=== Task to complete ===
Write out the full listing exactly as given, minus the images.

-------- Supplied data --------

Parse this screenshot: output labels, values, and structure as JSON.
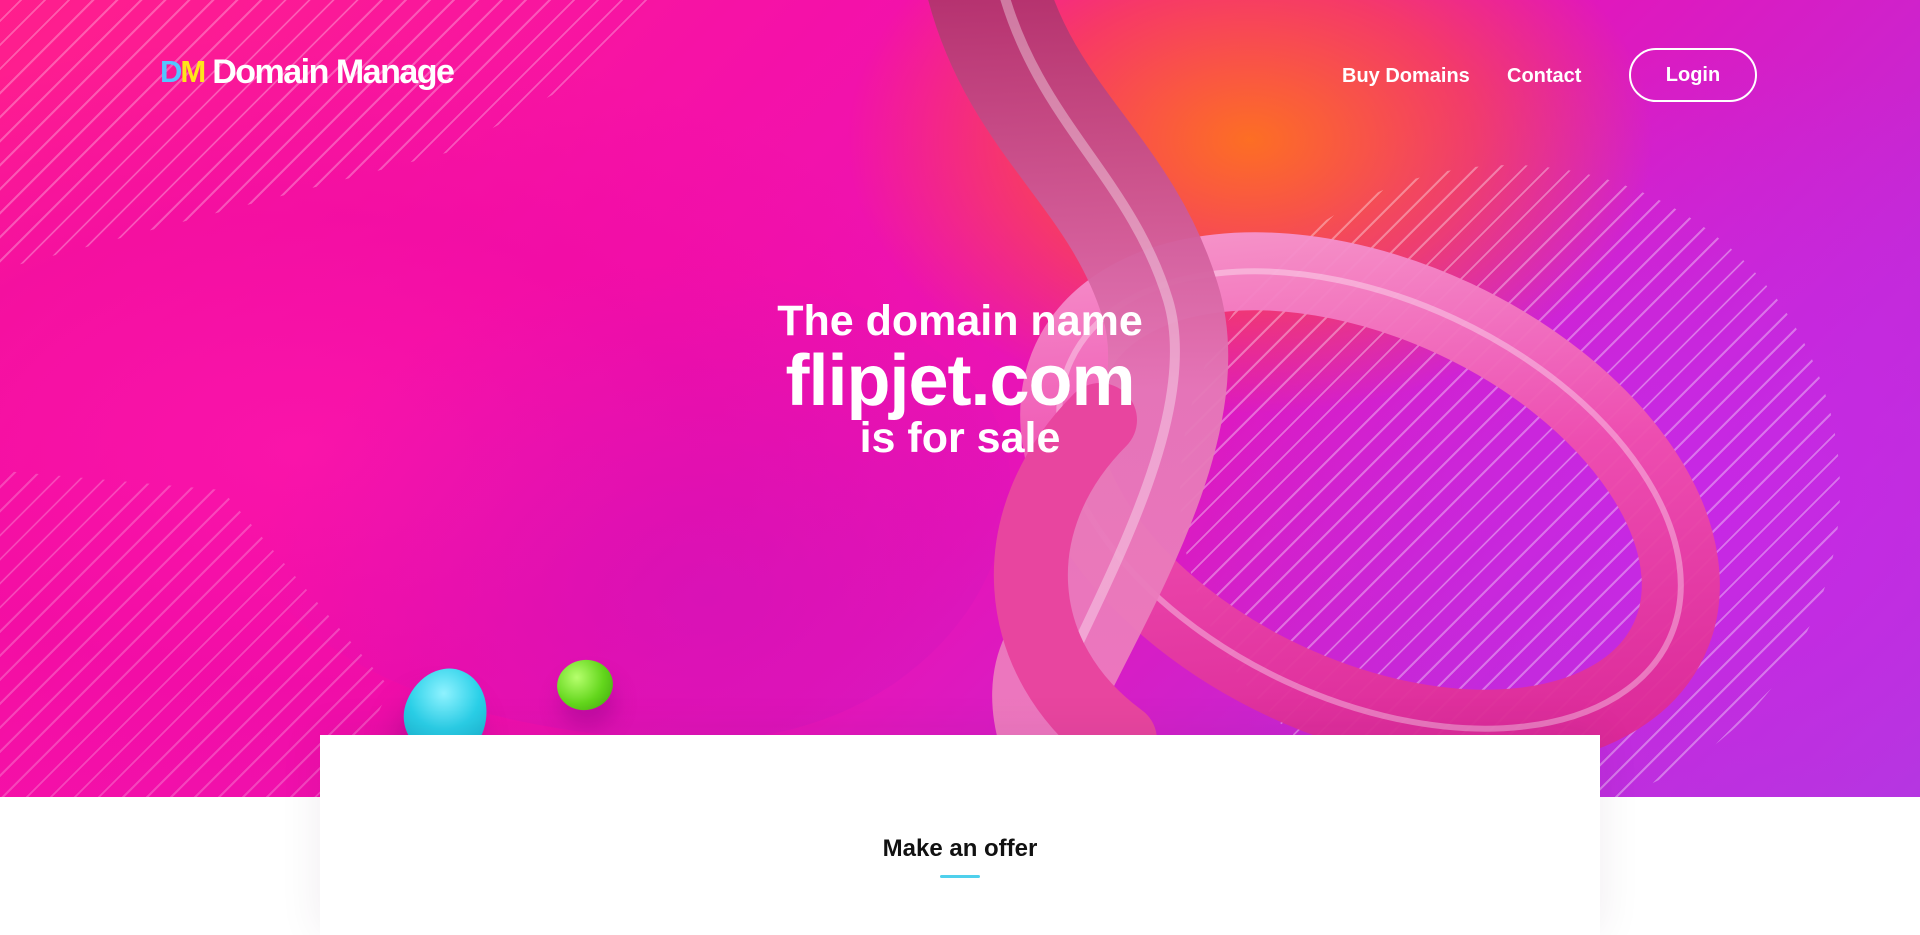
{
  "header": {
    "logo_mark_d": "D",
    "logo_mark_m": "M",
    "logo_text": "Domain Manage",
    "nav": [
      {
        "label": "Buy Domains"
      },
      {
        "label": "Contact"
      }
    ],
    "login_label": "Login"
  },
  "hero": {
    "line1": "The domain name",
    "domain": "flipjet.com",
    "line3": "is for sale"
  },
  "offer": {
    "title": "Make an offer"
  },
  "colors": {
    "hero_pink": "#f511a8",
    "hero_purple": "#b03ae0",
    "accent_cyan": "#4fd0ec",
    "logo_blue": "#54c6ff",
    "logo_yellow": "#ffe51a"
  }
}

--------

=== The response ===
Parse this screenshot: output labels, values, and structure as JSON.
{
  "header": {
    "logo_mark_d": "D",
    "logo_mark_m": "M",
    "logo_text": "Domain Manage",
    "nav": [
      {
        "label": "Buy Domains"
      },
      {
        "label": "Contact"
      }
    ],
    "login_label": "Login"
  },
  "hero": {
    "line1": "The domain name",
    "domain": "flipjet.com",
    "line3": "is for sale"
  },
  "offer": {
    "title": "Make an offer"
  },
  "colors": {
    "hero_pink": "#f511a8",
    "hero_purple": "#b03ae0",
    "accent_cyan": "#4fd0ec",
    "logo_blue": "#54c6ff",
    "logo_yellow": "#ffe51a"
  }
}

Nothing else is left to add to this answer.